● Your objective: Find how many lines of the listing include the string "name", and report only that figure.

Dataset items:
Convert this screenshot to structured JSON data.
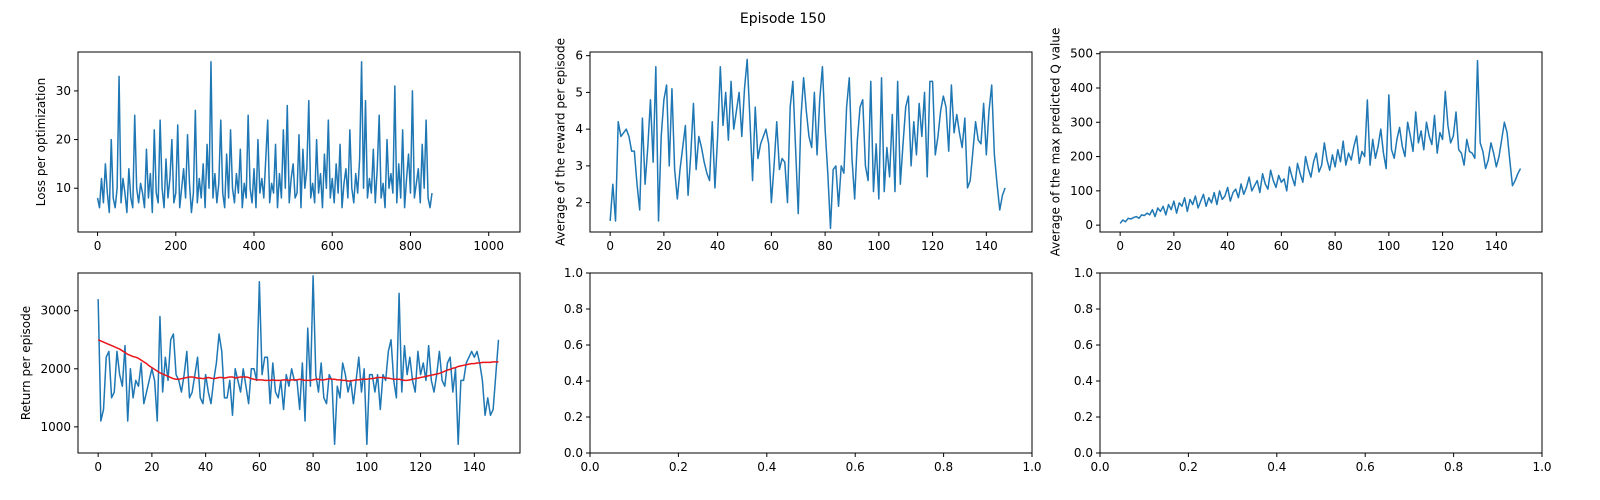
{
  "figure": {
    "title": "Episode 150"
  },
  "colors": {
    "series": "#1f77b4",
    "smooth": "#e8151b"
  },
  "chart_data": [
    {
      "id": "loss",
      "type": "line",
      "title": "",
      "xlabel": "",
      "ylabel": "Loss per optimization",
      "xlim": [
        -50,
        1080
      ],
      "ylim": [
        1,
        38
      ],
      "xticks": [
        0,
        200,
        400,
        600,
        800,
        1000
      ],
      "yticks": [
        10,
        20,
        30
      ],
      "grid": false,
      "series": [
        {
          "x_start": 0,
          "x_step": 5,
          "values": [
            8,
            6,
            12,
            7,
            15,
            9,
            5,
            20,
            8,
            6,
            10,
            33,
            7,
            12,
            9,
            5,
            14,
            8,
            6,
            25,
            10,
            7,
            11,
            9,
            6,
            18,
            8,
            13,
            5,
            22,
            9,
            7,
            24,
            10,
            6,
            16,
            8,
            12,
            20,
            7,
            9,
            23,
            6,
            10,
            14,
            8,
            21,
            11,
            5,
            9,
            26,
            7,
            12,
            8,
            15,
            6,
            19,
            10,
            36,
            8,
            13,
            7,
            11,
            24,
            9,
            6,
            17,
            8,
            22,
            10,
            7,
            13,
            9,
            18,
            6,
            11,
            8,
            25,
            10,
            7,
            14,
            6,
            20,
            9,
            12,
            8,
            16,
            24,
            7,
            11,
            9,
            19,
            6,
            13,
            8,
            22,
            10,
            27,
            7,
            12,
            15,
            8,
            9,
            21,
            6,
            18,
            10,
            14,
            28,
            8,
            11,
            7,
            20,
            9,
            13,
            6,
            17,
            10,
            24,
            8,
            12,
            7,
            15,
            9,
            19,
            6,
            11,
            14,
            8,
            22,
            10,
            7,
            13,
            9,
            16,
            36,
            10,
            28,
            8,
            12,
            9,
            18,
            7,
            14,
            25,
            8,
            11,
            6,
            20,
            10,
            13,
            9,
            31,
            7,
            15,
            8,
            22,
            6,
            12,
            17,
            9,
            30,
            8,
            11,
            14,
            7,
            19,
            10,
            24,
            8,
            6,
            9
          ]
        }
      ]
    },
    {
      "id": "avg-reward",
      "type": "line",
      "title": "",
      "xlabel": "",
      "ylabel": "Average of the reward per episode",
      "xlim": [
        -7.5,
        157
      ],
      "ylim": [
        1.2,
        6.1
      ],
      "xticks": [
        0,
        20,
        40,
        60,
        80,
        100,
        120,
        140
      ],
      "yticks": [
        2,
        3,
        4,
        5,
        6
      ],
      "grid": false,
      "series": [
        {
          "x_start": 0,
          "x_step": 1,
          "values": [
            1.5,
            2.5,
            1.5,
            4.2,
            3.8,
            3.9,
            4.0,
            3.8,
            3.4,
            3.4,
            2.5,
            1.8,
            4.3,
            2.5,
            3.5,
            4.8,
            3.1,
            5.7,
            1.5,
            3.8,
            4.8,
            5.2,
            3.0,
            5.1,
            2.9,
            2.1,
            2.9,
            3.5,
            4.1,
            2.2,
            3.3,
            4.7,
            2.9,
            3.8,
            3.5,
            3.1,
            2.8,
            2.6,
            4.2,
            2.4,
            3.8,
            5.7,
            4.1,
            5.0,
            3.7,
            5.3,
            4.0,
            4.5,
            5.0,
            3.8,
            5.1,
            5.9,
            4.3,
            2.6,
            4.6,
            3.2,
            3.6,
            3.8,
            4.0,
            3.6,
            2.0,
            3.0,
            4.2,
            2.9,
            3.2,
            3.1,
            2.0,
            4.6,
            5.3,
            3.5,
            1.7,
            4.3,
            5.4,
            4.5,
            3.8,
            3.5,
            5.0,
            3.3,
            4.8,
            5.7,
            4.0,
            2.8,
            1.3,
            2.9,
            3.0,
            1.9,
            3.0,
            2.8,
            4.6,
            5.4,
            3.2,
            2.1,
            3.7,
            4.6,
            4.8,
            3.0,
            2.6,
            5.3,
            2.3,
            3.6,
            2.1,
            5.4,
            2.3,
            3.5,
            2.7,
            4.4,
            2.3,
            5.3,
            2.5,
            3.6,
            4.6,
            4.9,
            3.0,
            4.2,
            3.3,
            4.7,
            3.8,
            5.0,
            2.7,
            5.3,
            5.3,
            3.3,
            3.8,
            4.5,
            4.9,
            4.6,
            3.4,
            5.2,
            3.9,
            4.4,
            3.9,
            3.5,
            4.3,
            2.4,
            2.6,
            3.4,
            4.2,
            3.7,
            3.6,
            4.7,
            3.3,
            4.5,
            5.2,
            3.3,
            2.5,
            1.8,
            2.2,
            2.4
          ]
        }
      ]
    },
    {
      "id": "max-q",
      "type": "line",
      "title": "",
      "xlabel": "",
      "ylabel": "Average of the max predicted Q value",
      "xlim": [
        -7.5,
        157
      ],
      "ylim": [
        -20,
        505
      ],
      "xticks": [
        0,
        20,
        40,
        60,
        80,
        100,
        120,
        140
      ],
      "yticks": [
        0,
        100,
        200,
        300,
        400,
        500
      ],
      "grid": false,
      "series": [
        {
          "x_start": 0,
          "x_step": 1,
          "values": [
            5,
            15,
            10,
            20,
            18,
            22,
            25,
            20,
            30,
            28,
            35,
            30,
            45,
            25,
            50,
            40,
            55,
            30,
            60,
            45,
            70,
            35,
            65,
            55,
            80,
            40,
            75,
            60,
            85,
            50,
            70,
            90,
            55,
            80,
            65,
            95,
            60,
            100,
            75,
            85,
            110,
            70,
            95,
            105,
            80,
            120,
            90,
            110,
            140,
            100,
            115,
            130,
            95,
            150,
            120,
            105,
            160,
            130,
            110,
            145,
            125,
            135,
            100,
            170,
            140,
            115,
            180,
            150,
            125,
            200,
            165,
            140,
            185,
            210,
            155,
            175,
            240,
            190,
            160,
            205,
            170,
            220,
            185,
            245,
            175,
            210,
            190,
            230,
            260,
            180,
            215,
            200,
            365,
            175,
            250,
            195,
            230,
            280,
            210,
            165,
            380,
            220,
            195,
            250,
            285,
            230,
            200,
            300,
            260,
            215,
            330,
            240,
            275,
            220,
            300,
            260,
            235,
            320,
            210,
            270,
            250,
            390,
            290,
            240,
            260,
            330,
            220,
            210,
            175,
            250,
            215,
            210,
            195,
            480,
            240,
            215,
            165,
            190,
            240,
            210,
            170,
            200,
            250,
            300,
            270,
            190,
            115,
            130,
            150,
            165
          ]
        }
      ]
    },
    {
      "id": "return",
      "type": "line",
      "title": "",
      "xlabel": "",
      "ylabel": "Return per episode",
      "xlim": [
        -7.5,
        157
      ],
      "ylim": [
        550,
        3650
      ],
      "xticks": [
        0,
        20,
        40,
        60,
        80,
        100,
        120,
        140
      ],
      "yticks": [
        1000,
        2000,
        3000
      ],
      "grid": false,
      "series": [
        {
          "x_start": 0,
          "x_step": 1,
          "values": [
            3200,
            1100,
            1300,
            2200,
            2300,
            1500,
            1600,
            2300,
            1900,
            1700,
            2400,
            1100,
            2000,
            1500,
            1800,
            1700,
            2100,
            1400,
            1600,
            1800,
            2000,
            1800,
            1100,
            2900,
            1600,
            2200,
            1800,
            2500,
            2600,
            1900,
            1800,
            1600,
            1900,
            2300,
            1500,
            1600,
            1900,
            2200,
            1500,
            1400,
            1900,
            1600,
            1400,
            1800,
            2100,
            2600,
            2300,
            1500,
            1500,
            1800,
            1200,
            2000,
            1800,
            1600,
            2000,
            1700,
            1400,
            2000,
            2000,
            1800,
            3500,
            1900,
            2200,
            2200,
            1400,
            2100,
            1600,
            1500,
            1800,
            1300,
            1900,
            1700,
            2000,
            1800,
            1800,
            1300,
            2100,
            1100,
            2700,
            1700,
            3600,
            1900,
            1600,
            2100,
            1500,
            1400,
            1900,
            1800,
            700,
            1700,
            1500,
            2100,
            1900,
            1600,
            1800,
            1400,
            1800,
            2200,
            1600,
            2000,
            700,
            1900,
            1900,
            1600,
            1900,
            1300,
            1900,
            1800,
            2300,
            2500,
            1800,
            1500,
            3300,
            1600,
            2400,
            1900,
            2200,
            1800,
            1600,
            2300,
            1900,
            2100,
            1800,
            2400,
            1800,
            1600,
            1900,
            2300,
            1800,
            1700,
            2100,
            2200,
            1600,
            2000,
            700,
            1800,
            1800,
            2100,
            2200,
            2300,
            2200,
            2300,
            2100,
            1800,
            1200,
            1500,
            1200,
            1300,
            1900,
            2500
          ]
        },
        {
          "x_start": 0,
          "x_step": 1,
          "values": [
            2500,
            2480,
            2460,
            2440,
            2420,
            2400,
            2380,
            2360,
            2340,
            2310,
            2280,
            2250,
            2230,
            2210,
            2200,
            2180,
            2150,
            2120,
            2090,
            2050,
            2020,
            1990,
            1960,
            1930,
            1910,
            1890,
            1870,
            1850,
            1830,
            1820,
            1820,
            1830,
            1840,
            1850,
            1860,
            1860,
            1850,
            1840,
            1840,
            1830,
            1840,
            1850,
            1840,
            1830,
            1840,
            1850,
            1850,
            1840,
            1850,
            1860,
            1860,
            1840,
            1850,
            1860,
            1860,
            1860,
            1850,
            1830,
            1820,
            1810,
            1810,
            1810,
            1800,
            1800,
            1800,
            1810,
            1800,
            1800,
            1800,
            1810,
            1810,
            1800,
            1810,
            1810,
            1810,
            1820,
            1810,
            1800,
            1800,
            1800,
            1810,
            1820,
            1820,
            1810,
            1810,
            1820,
            1830,
            1820,
            1820,
            1810,
            1810,
            1800,
            1800,
            1790,
            1790,
            1800,
            1810,
            1810,
            1820,
            1820,
            1820,
            1830,
            1830,
            1840,
            1850,
            1850,
            1850,
            1840,
            1840,
            1830,
            1820,
            1820,
            1820,
            1810,
            1800,
            1800,
            1810,
            1820,
            1830,
            1840,
            1850,
            1860,
            1870,
            1880,
            1890,
            1900,
            1910,
            1920,
            1940,
            1960,
            1980,
            1990,
            2010,
            2020,
            2040,
            2050,
            2060,
            2070,
            2080,
            2090,
            2090,
            2100,
            2100,
            2110,
            2110,
            2110,
            2110,
            2120,
            2120,
            2120
          ]
        }
      ]
    },
    {
      "id": "empty-1",
      "type": "line",
      "title": "",
      "xlabel": "",
      "ylabel": "",
      "xlim": [
        0,
        1
      ],
      "ylim": [
        0,
        1
      ],
      "xticks": [
        0.0,
        0.2,
        0.4,
        0.6,
        0.8,
        1.0
      ],
      "yticks": [
        0.0,
        0.2,
        0.4,
        0.6,
        0.8,
        1.0
      ],
      "grid": false,
      "series": []
    },
    {
      "id": "empty-2",
      "type": "line",
      "title": "",
      "xlabel": "",
      "ylabel": "",
      "xlim": [
        0,
        1
      ],
      "ylim": [
        0,
        1
      ],
      "xticks": [
        0.0,
        0.2,
        0.4,
        0.6,
        0.8,
        1.0
      ],
      "yticks": [
        0.0,
        0.2,
        0.4,
        0.6,
        0.8,
        1.0
      ],
      "grid": false,
      "series": []
    }
  ]
}
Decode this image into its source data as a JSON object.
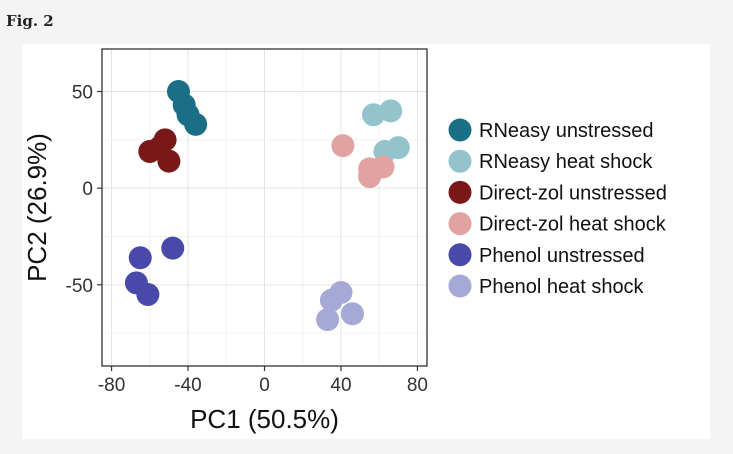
{
  "figure": {
    "label": "Fig. 2"
  },
  "chart_data": {
    "type": "scatter",
    "xlabel": "PC1 (50.5%)",
    "ylabel": "PC2 (26.9%)",
    "xlim": [
      -85,
      85
    ],
    "ylim": [
      -92,
      72
    ],
    "xticks": [
      -80,
      -40,
      0,
      40,
      80
    ],
    "yticks": [
      50,
      0,
      -50
    ],
    "grid": true,
    "legend_position": "right",
    "series": [
      {
        "name": "RNeasy unstressed",
        "color": "#1a6f86",
        "points": [
          [
            -45,
            50
          ],
          [
            -42,
            43
          ],
          [
            -40,
            38
          ],
          [
            -36,
            33
          ]
        ]
      },
      {
        "name": "RNeasy heat shock",
        "color": "#93c4cc",
        "points": [
          [
            57,
            38
          ],
          [
            66,
            40
          ],
          [
            63,
            19
          ],
          [
            70,
            21
          ]
        ]
      },
      {
        "name": "Direct-zol unstressed",
        "color": "#7a1818",
        "points": [
          [
            -52,
            25
          ],
          [
            -60,
            19
          ],
          [
            -55,
            21
          ],
          [
            -50,
            14
          ]
        ]
      },
      {
        "name": "Direct-zol heat shock",
        "color": "#e0a3a1",
        "points": [
          [
            41,
            22
          ],
          [
            55,
            10
          ],
          [
            55,
            6
          ],
          [
            62,
            11
          ]
        ]
      },
      {
        "name": "Phenol unstressed",
        "color": "#4849a8",
        "points": [
          [
            -48,
            -31
          ],
          [
            -65,
            -36
          ],
          [
            -67,
            -49
          ],
          [
            -61,
            -55
          ]
        ]
      },
      {
        "name": "Phenol heat shock",
        "color": "#a6a9d6",
        "points": [
          [
            40,
            -54
          ],
          [
            35,
            -58
          ],
          [
            46,
            -65
          ],
          [
            33,
            -68
          ]
        ]
      }
    ]
  }
}
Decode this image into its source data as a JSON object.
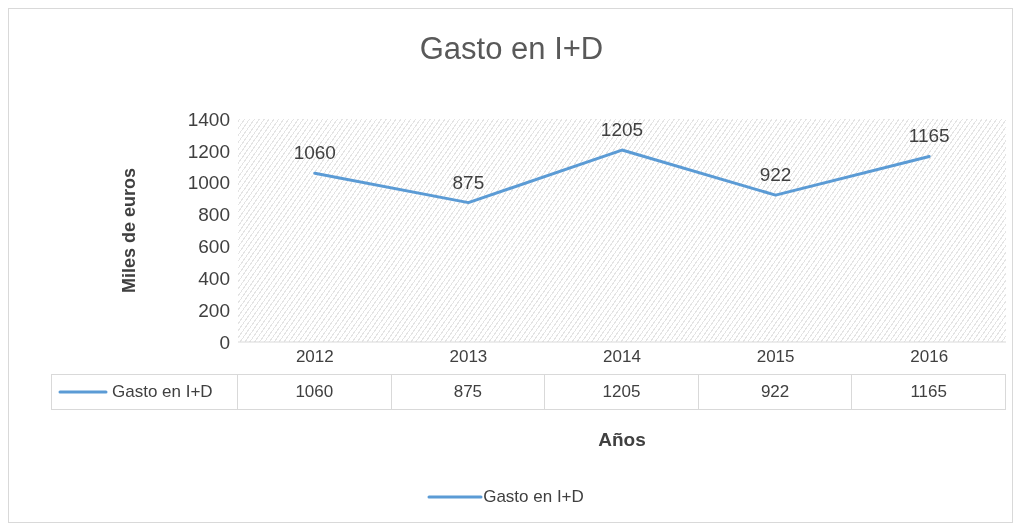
{
  "chart_data": {
    "type": "line",
    "title": "Gasto en I+D",
    "xlabel": "Años",
    "ylabel": "Miles de euros",
    "categories": [
      "2012",
      "2013",
      "2014",
      "2015",
      "2016"
    ],
    "series": [
      {
        "name": "Gasto en I+D",
        "color": "#5b9bd5",
        "values": [
          1060,
          875,
          1205,
          922,
          1165
        ],
        "value_labels": [
          "1060",
          "875",
          "1205",
          "922",
          "1165"
        ]
      }
    ],
    "ylim": [
      0,
      1400
    ],
    "yticks": [
      0,
      200,
      400,
      600,
      800,
      1000,
      1200,
      1400
    ],
    "data_labels": true,
    "legend": "bottom",
    "marker": "none"
  }
}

● Solution to the problem: 7